Stored items
========

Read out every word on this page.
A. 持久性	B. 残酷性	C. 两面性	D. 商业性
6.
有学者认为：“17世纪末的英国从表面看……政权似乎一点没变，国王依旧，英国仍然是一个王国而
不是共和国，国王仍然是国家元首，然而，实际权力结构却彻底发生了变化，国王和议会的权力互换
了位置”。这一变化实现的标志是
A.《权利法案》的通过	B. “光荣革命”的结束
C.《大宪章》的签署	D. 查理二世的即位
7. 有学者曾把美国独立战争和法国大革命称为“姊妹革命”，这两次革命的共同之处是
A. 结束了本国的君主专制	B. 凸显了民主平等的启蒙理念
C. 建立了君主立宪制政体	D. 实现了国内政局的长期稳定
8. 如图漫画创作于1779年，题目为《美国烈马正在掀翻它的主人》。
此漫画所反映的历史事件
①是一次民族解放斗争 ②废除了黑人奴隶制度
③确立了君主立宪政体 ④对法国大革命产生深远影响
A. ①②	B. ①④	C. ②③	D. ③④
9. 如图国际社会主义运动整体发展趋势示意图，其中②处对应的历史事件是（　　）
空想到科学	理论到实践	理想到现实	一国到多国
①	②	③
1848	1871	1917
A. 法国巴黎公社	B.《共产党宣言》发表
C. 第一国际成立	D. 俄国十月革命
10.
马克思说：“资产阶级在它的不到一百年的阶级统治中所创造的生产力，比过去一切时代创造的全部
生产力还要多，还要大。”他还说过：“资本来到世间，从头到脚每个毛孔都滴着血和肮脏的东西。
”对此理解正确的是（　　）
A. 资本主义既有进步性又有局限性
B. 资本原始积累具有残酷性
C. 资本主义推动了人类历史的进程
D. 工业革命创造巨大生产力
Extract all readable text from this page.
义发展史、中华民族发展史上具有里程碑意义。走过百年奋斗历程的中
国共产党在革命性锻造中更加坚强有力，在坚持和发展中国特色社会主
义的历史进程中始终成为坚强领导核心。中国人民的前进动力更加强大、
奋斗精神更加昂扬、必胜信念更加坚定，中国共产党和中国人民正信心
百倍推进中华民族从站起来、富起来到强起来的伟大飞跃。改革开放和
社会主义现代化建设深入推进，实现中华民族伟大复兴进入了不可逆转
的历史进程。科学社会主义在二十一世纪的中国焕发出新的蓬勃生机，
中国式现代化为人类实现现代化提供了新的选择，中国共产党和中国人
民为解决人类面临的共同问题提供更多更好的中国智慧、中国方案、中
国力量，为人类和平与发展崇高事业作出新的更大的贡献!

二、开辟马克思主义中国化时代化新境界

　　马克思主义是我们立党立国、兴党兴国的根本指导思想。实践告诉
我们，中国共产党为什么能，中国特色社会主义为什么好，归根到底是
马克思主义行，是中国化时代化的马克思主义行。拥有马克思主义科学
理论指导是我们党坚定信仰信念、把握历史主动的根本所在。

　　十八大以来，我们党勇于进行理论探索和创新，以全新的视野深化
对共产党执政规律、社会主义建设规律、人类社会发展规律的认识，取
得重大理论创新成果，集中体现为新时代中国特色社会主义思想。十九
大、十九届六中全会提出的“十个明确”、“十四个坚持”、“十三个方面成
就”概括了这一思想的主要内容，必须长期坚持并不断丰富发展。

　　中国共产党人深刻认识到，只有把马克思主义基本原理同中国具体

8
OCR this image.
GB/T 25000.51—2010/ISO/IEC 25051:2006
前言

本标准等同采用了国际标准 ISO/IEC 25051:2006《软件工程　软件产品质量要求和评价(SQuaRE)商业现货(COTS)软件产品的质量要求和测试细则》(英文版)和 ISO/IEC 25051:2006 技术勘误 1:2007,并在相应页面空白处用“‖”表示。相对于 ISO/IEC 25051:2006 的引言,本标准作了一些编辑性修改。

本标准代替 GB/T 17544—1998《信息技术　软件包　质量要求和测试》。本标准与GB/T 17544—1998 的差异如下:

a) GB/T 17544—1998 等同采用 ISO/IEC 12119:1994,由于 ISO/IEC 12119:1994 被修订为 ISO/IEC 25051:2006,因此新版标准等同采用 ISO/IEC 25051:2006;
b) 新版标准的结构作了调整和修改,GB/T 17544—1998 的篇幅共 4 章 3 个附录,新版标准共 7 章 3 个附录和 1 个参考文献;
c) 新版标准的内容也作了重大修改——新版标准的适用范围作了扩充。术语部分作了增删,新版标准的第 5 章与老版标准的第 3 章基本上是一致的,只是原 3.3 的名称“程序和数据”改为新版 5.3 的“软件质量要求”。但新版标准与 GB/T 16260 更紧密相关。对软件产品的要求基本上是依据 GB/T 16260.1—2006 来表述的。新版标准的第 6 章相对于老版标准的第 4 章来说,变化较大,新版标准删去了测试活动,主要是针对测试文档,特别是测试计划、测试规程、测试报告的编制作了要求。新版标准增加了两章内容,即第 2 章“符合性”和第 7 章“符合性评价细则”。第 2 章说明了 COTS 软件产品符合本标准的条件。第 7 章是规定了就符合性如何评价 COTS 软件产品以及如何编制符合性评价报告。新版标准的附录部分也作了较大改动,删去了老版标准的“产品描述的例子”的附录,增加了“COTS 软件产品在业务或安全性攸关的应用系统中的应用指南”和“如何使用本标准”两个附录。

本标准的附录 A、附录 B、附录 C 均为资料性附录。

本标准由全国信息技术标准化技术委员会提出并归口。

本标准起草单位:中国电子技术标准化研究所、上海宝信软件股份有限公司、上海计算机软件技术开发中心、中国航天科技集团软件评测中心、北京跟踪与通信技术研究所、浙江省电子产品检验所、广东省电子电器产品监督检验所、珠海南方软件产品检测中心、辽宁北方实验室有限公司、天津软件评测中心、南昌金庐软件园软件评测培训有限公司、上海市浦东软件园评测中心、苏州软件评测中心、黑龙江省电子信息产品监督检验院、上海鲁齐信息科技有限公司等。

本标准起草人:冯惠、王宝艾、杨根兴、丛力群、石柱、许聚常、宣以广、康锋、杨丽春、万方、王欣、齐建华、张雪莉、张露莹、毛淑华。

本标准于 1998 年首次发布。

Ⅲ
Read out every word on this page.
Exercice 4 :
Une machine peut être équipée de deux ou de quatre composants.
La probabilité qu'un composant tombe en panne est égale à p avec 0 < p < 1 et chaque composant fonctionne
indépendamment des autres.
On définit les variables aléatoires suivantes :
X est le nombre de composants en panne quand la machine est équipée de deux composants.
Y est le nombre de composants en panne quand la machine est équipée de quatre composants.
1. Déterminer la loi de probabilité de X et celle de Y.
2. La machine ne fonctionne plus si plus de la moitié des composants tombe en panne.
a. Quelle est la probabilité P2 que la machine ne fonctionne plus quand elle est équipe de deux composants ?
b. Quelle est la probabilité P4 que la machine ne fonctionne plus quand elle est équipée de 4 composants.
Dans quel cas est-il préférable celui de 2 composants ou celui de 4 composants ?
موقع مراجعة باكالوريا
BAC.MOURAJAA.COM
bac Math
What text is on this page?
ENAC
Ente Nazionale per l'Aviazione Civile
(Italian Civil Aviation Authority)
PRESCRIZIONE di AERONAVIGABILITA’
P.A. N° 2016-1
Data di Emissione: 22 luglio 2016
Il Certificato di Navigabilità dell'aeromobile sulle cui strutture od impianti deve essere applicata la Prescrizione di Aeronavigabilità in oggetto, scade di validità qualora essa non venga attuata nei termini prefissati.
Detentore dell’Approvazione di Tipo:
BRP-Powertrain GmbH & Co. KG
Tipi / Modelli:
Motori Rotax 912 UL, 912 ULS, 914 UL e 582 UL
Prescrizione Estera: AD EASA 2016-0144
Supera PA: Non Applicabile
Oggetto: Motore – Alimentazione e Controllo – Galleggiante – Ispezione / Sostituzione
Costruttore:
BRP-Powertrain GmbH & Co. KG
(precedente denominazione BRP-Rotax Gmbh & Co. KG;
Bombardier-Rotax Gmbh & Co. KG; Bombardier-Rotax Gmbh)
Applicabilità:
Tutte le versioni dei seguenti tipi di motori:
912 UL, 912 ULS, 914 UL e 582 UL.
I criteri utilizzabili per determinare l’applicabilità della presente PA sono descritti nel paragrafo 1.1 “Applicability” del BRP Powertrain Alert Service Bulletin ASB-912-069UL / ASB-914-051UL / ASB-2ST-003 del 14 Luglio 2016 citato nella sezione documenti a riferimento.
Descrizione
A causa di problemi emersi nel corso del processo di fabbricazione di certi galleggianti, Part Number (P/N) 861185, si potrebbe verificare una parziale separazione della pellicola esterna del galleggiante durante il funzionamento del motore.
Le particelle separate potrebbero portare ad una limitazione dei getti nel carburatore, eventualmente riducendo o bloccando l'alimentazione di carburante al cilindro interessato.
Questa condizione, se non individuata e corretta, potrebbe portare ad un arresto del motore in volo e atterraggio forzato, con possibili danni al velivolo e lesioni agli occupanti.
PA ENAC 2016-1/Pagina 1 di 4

========

What the exercise asks: Search the entries for the word "panne" and copy every line that has it.

Final result:
La probabilité qu'un composant tombe en panne est égale à p avec 0 < p < 1 et chaque composant fonctionne
X est le nombre de composants en panne quand la machine est équipée de deux composants.
Y est le nombre de composants en panne quand la machine est équipée de quatre composants.
2. La machine ne fonctionne plus si plus de la moitié des composants tombe en panne.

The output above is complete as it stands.